↓↓↓

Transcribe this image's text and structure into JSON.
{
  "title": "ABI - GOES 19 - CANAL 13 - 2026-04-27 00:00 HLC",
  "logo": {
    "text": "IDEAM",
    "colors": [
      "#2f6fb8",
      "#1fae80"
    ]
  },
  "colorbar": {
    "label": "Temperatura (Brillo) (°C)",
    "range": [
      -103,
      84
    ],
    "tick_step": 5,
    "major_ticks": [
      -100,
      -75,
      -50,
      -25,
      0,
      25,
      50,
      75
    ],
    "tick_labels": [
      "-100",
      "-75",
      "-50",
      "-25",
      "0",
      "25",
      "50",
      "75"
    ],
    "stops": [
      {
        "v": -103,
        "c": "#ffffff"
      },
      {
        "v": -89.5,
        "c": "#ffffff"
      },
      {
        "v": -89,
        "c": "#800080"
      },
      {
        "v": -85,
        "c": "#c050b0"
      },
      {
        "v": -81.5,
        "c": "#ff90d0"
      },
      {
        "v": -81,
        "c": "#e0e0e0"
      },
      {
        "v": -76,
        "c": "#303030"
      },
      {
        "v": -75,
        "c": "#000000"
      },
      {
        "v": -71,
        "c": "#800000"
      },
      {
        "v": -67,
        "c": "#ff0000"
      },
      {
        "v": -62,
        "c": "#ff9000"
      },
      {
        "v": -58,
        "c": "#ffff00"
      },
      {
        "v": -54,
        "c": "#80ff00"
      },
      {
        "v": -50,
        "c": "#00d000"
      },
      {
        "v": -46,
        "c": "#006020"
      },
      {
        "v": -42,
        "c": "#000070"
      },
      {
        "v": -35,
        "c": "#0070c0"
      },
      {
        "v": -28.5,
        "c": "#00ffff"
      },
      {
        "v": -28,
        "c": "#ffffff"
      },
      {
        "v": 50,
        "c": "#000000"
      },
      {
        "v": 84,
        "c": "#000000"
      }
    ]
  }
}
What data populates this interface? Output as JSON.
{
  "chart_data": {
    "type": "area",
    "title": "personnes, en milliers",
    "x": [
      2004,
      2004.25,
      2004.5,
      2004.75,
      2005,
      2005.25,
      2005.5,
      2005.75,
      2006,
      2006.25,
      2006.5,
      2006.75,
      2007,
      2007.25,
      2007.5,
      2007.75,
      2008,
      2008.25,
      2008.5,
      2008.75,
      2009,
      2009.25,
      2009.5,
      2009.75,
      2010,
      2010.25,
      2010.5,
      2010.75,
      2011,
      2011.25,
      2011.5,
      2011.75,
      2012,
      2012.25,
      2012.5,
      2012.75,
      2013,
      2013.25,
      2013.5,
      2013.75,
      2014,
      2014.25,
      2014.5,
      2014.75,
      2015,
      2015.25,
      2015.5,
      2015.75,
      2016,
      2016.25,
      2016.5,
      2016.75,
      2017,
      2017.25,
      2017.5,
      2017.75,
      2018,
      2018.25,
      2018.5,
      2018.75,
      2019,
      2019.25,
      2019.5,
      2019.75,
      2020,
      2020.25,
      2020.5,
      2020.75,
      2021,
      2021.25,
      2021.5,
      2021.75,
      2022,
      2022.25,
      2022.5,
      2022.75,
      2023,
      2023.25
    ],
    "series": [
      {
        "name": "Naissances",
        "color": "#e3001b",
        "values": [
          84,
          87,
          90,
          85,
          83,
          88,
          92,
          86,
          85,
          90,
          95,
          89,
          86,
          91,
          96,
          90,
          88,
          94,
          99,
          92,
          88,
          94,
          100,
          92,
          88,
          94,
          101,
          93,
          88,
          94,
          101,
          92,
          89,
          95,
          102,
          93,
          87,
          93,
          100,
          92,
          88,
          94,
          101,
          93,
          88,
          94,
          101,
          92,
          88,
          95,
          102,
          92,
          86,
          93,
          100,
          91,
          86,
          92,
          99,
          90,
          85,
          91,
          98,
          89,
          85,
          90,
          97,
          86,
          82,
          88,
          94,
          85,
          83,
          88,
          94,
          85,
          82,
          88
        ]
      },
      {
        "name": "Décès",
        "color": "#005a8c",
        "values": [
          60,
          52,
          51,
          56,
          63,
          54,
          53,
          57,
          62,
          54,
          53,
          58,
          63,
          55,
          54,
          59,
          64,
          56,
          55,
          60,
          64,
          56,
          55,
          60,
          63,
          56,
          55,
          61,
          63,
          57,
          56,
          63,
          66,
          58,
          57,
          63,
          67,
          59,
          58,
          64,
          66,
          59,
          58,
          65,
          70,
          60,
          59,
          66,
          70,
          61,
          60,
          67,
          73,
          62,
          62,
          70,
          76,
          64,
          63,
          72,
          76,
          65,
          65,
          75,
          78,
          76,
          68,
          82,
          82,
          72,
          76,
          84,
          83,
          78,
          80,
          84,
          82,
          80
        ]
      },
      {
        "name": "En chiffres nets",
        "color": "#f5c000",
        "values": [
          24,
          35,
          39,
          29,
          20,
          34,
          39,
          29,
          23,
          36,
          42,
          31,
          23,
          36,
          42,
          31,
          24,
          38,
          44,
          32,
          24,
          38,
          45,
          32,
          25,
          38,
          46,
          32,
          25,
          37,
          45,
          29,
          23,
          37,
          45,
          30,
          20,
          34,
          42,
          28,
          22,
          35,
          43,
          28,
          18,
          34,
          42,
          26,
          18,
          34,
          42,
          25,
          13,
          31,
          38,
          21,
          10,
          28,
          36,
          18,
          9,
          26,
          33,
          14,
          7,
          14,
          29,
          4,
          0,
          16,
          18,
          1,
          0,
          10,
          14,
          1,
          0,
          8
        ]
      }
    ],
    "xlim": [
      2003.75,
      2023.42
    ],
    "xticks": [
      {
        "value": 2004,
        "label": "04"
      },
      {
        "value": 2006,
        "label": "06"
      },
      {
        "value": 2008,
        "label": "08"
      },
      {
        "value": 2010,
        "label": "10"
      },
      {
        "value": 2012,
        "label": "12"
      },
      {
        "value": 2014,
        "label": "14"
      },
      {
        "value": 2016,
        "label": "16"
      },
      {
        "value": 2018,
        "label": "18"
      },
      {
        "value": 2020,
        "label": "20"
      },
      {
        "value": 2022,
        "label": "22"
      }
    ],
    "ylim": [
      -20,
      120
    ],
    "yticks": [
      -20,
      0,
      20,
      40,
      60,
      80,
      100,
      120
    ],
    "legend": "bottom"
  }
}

↑↑↑

= Problem description =
Count the lines above in which the word "JSON" appears, then state only that count.

= Full output =
2